Given request: Which lines in the records below contain the word "circle"? Copy each of them.

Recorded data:
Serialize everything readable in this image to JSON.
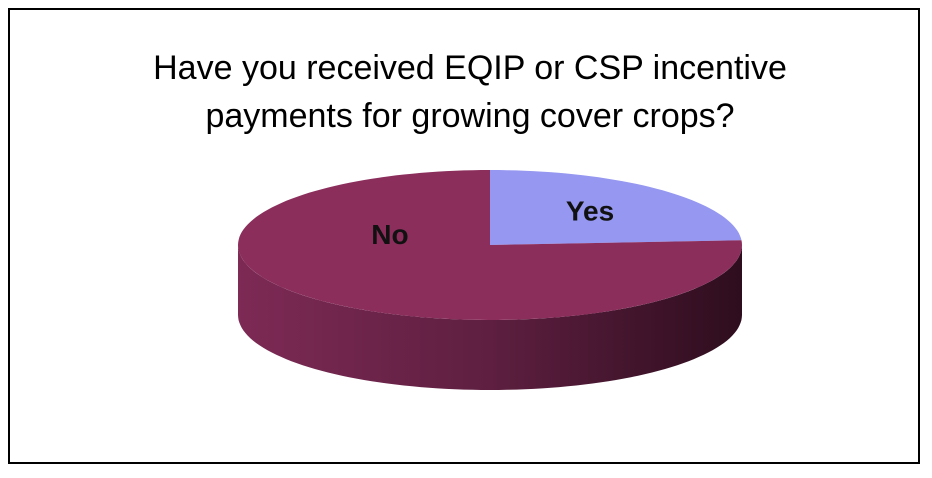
{
  "chart_data": {
    "type": "pie",
    "title": "Have you received EQIP or CSP incentive payments for growing cover crops?",
    "categories": [
      "Yes",
      "No"
    ],
    "values": [
      24,
      76
    ],
    "colors": [
      "#9597f0",
      "#8b2e5c"
    ]
  }
}
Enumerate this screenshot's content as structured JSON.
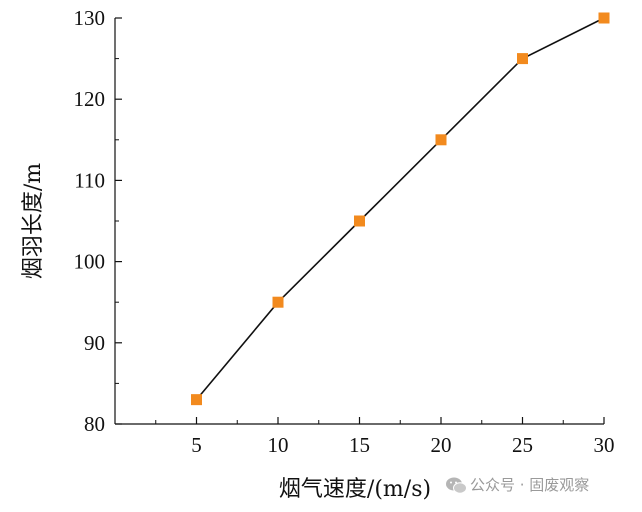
{
  "chart_data": {
    "type": "line",
    "xlabel": "烟气速度/(m/s)",
    "ylabel": "烟羽长度/m",
    "x": [
      5,
      10,
      15,
      20,
      25,
      30
    ],
    "series": [
      {
        "values": [
          83,
          95,
          105,
          115,
          125,
          130
        ]
      }
    ],
    "xlim": [
      0,
      30
    ],
    "ylim": [
      80,
      130
    ],
    "xticks": [
      "5",
      "10",
      "15",
      "20",
      "25",
      "30"
    ],
    "yticks": [
      "80",
      "90",
      "100",
      "110",
      "120",
      "130"
    ],
    "grid": false,
    "legend": "none",
    "colors": {
      "line": "#111111",
      "marker": "#f28a1e",
      "axis": "#111111"
    }
  },
  "watermark": {
    "text": "公众号 · 固废观察",
    "icon": "wechat-icon"
  }
}
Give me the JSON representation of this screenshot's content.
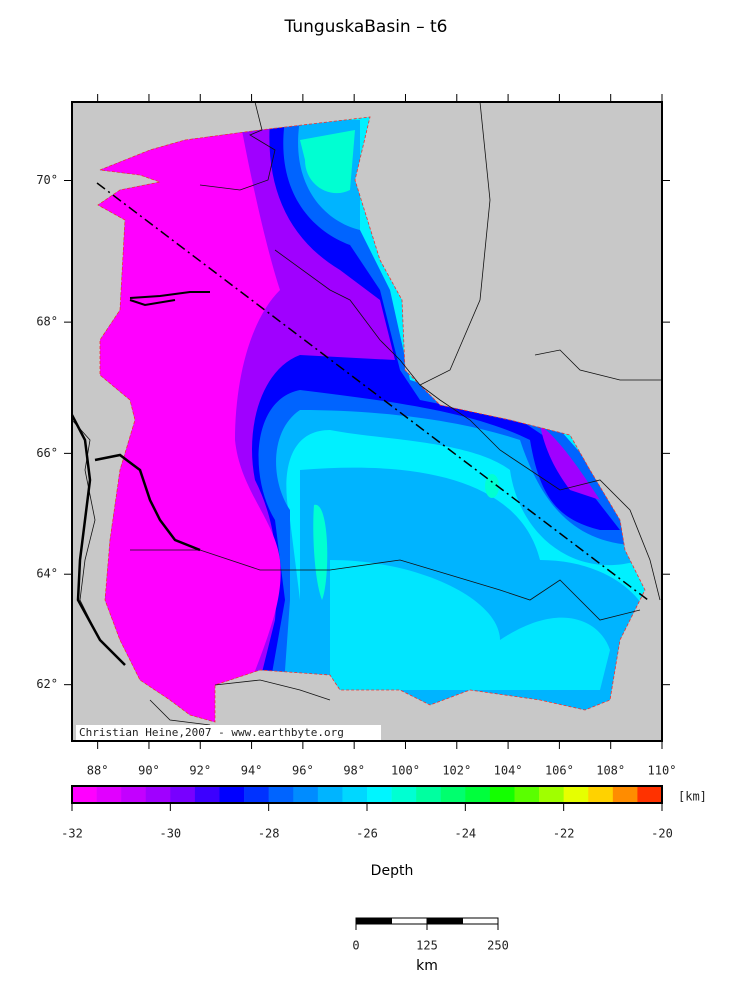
{
  "title": "TunguskaBasin – t6",
  "map": {
    "xlim": [
      87,
      110
    ],
    "ylim": [
      60.9,
      71.05
    ],
    "xticks": [
      {
        "value": 88,
        "label": "88°"
      },
      {
        "value": 90,
        "label": "90°"
      },
      {
        "value": 92,
        "label": "92°"
      },
      {
        "value": 94,
        "label": "94°"
      },
      {
        "value": 96,
        "label": "96°"
      },
      {
        "value": 98,
        "label": "98°"
      },
      {
        "value": 100,
        "label": "100°"
      },
      {
        "value": 102,
        "label": "102°"
      },
      {
        "value": 104,
        "label": "104°"
      },
      {
        "value": 106,
        "label": "106°"
      },
      {
        "value": 108,
        "label": "108°"
      },
      {
        "value": 110,
        "label": "110°"
      }
    ],
    "yticks": [
      {
        "value": 62,
        "label": "62°"
      },
      {
        "value": 64,
        "label": "64°"
      },
      {
        "value": 66,
        "label": "66°"
      },
      {
        "value": 68,
        "label": "68°"
      },
      {
        "value": 70,
        "label": "70°"
      }
    ],
    "credit": "Christian Heine,2007 - www.earthbyte.org"
  },
  "colorbar": {
    "lim": [
      -32,
      -20
    ],
    "ticks": [
      -32,
      -30,
      -28,
      -26,
      -24,
      -22,
      -20
    ],
    "unit": "[km]",
    "label": "Depth",
    "colors": [
      "#ff00ff",
      "#e100ff",
      "#c300ff",
      "#a000ff",
      "#7800ff",
      "#3c00ff",
      "#0000ff",
      "#0032ff",
      "#0064ff",
      "#008cff",
      "#00b4ff",
      "#00d7ff",
      "#00f5ff",
      "#00ffd2",
      "#00ffa0",
      "#00ff6e",
      "#00ff3c",
      "#14ff00",
      "#5aff00",
      "#a0ff00",
      "#e6ff00",
      "#ffd200",
      "#ff8c00",
      "#ff3200"
    ]
  },
  "scalebar": {
    "ticks": [
      0,
      125,
      250
    ],
    "unit": "km"
  }
}
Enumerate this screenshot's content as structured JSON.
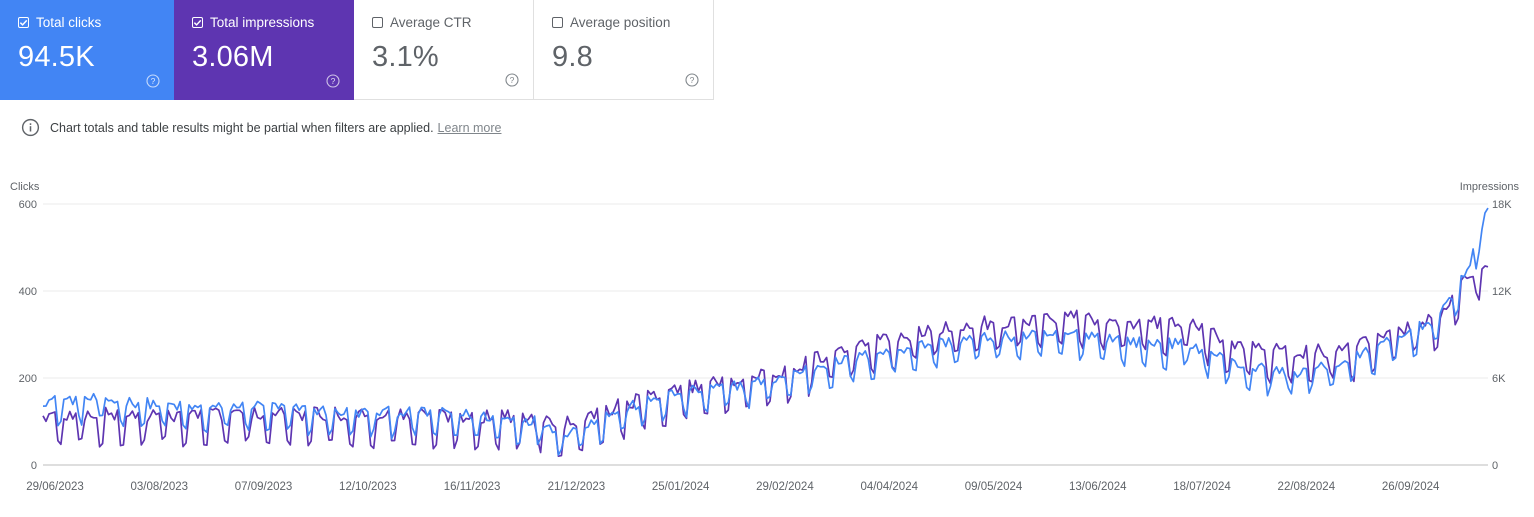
{
  "metrics": [
    {
      "label": "Total clicks",
      "value": "94.5K",
      "checked": true,
      "color": "#4285f4"
    },
    {
      "label": "Total impressions",
      "value": "3.06M",
      "checked": true,
      "color": "#5e35b1"
    },
    {
      "label": "Average CTR",
      "value": "3.1%",
      "checked": false,
      "color": "#ffffff"
    },
    {
      "label": "Average position",
      "value": "9.8",
      "checked": false,
      "color": "#ffffff"
    }
  ],
  "notice": {
    "text": "Chart totals and table results might be partial when filters are applied.",
    "link": "Learn more"
  },
  "icons": {
    "checkbox": "checkbox-icon",
    "help": "help-circle-icon",
    "info": "info-circle-icon"
  },
  "chart_data": {
    "type": "line",
    "left_axis": {
      "label": "Clicks",
      "ticks": [
        "0",
        "200",
        "400",
        "600"
      ],
      "range": [
        0,
        600
      ]
    },
    "right_axis": {
      "label": "Impressions",
      "ticks": [
        "0",
        "6K",
        "12K",
        "18K"
      ],
      "range": [
        0,
        18000
      ]
    },
    "x_tick_labels": [
      "29/06/2023",
      "03/08/2023",
      "07/09/2023",
      "12/10/2023",
      "16/11/2023",
      "21/12/2023",
      "25/01/2024",
      "29/02/2024",
      "04/04/2024",
      "09/05/2024",
      "13/06/2024",
      "18/07/2024",
      "22/08/2024",
      "26/09/2024"
    ],
    "x_range": [
      "2023-06-29",
      "2024-10-26"
    ],
    "grid": true,
    "series": [
      {
        "name": "Clicks",
        "axis": "left",
        "color": "#4285f4",
        "anchors": [
          [
            "2023-06-29",
            135
          ],
          [
            "2023-07-15",
            140
          ],
          [
            "2023-08-03",
            130
          ],
          [
            "2023-08-20",
            118
          ],
          [
            "2023-09-07",
            125
          ],
          [
            "2023-09-25",
            115
          ],
          [
            "2023-10-12",
            108
          ],
          [
            "2023-10-30",
            110
          ],
          [
            "2023-11-16",
            105
          ],
          [
            "2023-12-01",
            95
          ],
          [
            "2023-12-12",
            90
          ],
          [
            "2023-12-21",
            62
          ],
          [
            "2024-01-05",
            105
          ],
          [
            "2024-01-25",
            150
          ],
          [
            "2024-02-10",
            165
          ],
          [
            "2024-02-29",
            185
          ],
          [
            "2024-03-15",
            215
          ],
          [
            "2024-04-04",
            245
          ],
          [
            "2024-04-20",
            265
          ],
          [
            "2024-05-09",
            280
          ],
          [
            "2024-05-25",
            285
          ],
          [
            "2024-06-13",
            290
          ],
          [
            "2024-06-30",
            270
          ],
          [
            "2024-07-18",
            265
          ],
          [
            "2024-08-05",
            215
          ],
          [
            "2024-08-22",
            200
          ],
          [
            "2024-09-08",
            225
          ],
          [
            "2024-09-26",
            280
          ],
          [
            "2024-10-10",
            330
          ],
          [
            "2024-10-20",
            450
          ],
          [
            "2024-10-26",
            580
          ]
        ],
        "amplitude": 28,
        "period_days": 7
      },
      {
        "name": "Impressions",
        "axis": "right",
        "color": "#5e35b1",
        "anchors": [
          [
            "2023-06-29",
            2850
          ],
          [
            "2023-07-15",
            3000
          ],
          [
            "2023-08-03",
            2950
          ],
          [
            "2023-08-20",
            3000
          ],
          [
            "2023-09-07",
            3050
          ],
          [
            "2023-09-25",
            3000
          ],
          [
            "2023-10-12",
            3000
          ],
          [
            "2023-10-30",
            2950
          ],
          [
            "2023-11-16",
            2900
          ],
          [
            "2023-12-01",
            2850
          ],
          [
            "2023-12-12",
            2800
          ],
          [
            "2023-12-21",
            2400
          ],
          [
            "2024-01-05",
            3400
          ],
          [
            "2024-01-25",
            4600
          ],
          [
            "2024-02-10",
            5300
          ],
          [
            "2024-02-29",
            5700
          ],
          [
            "2024-03-15",
            6900
          ],
          [
            "2024-04-04",
            8100
          ],
          [
            "2024-04-20",
            8700
          ],
          [
            "2024-05-09",
            9300
          ],
          [
            "2024-05-25",
            9600
          ],
          [
            "2024-06-13",
            9700
          ],
          [
            "2024-06-30",
            9300
          ],
          [
            "2024-07-18",
            9300
          ],
          [
            "2024-08-05",
            7700
          ],
          [
            "2024-08-22",
            7300
          ],
          [
            "2024-09-08",
            7400
          ],
          [
            "2024-09-26",
            8700
          ],
          [
            "2024-10-10",
            9900
          ],
          [
            "2024-10-20",
            12800
          ],
          [
            "2024-10-26",
            12900
          ]
        ],
        "amplitude": 1100,
        "period_days": 7
      }
    ]
  }
}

Reply to the task:
    "help": "help-circle-icon",
    "info": "info-circle-icon"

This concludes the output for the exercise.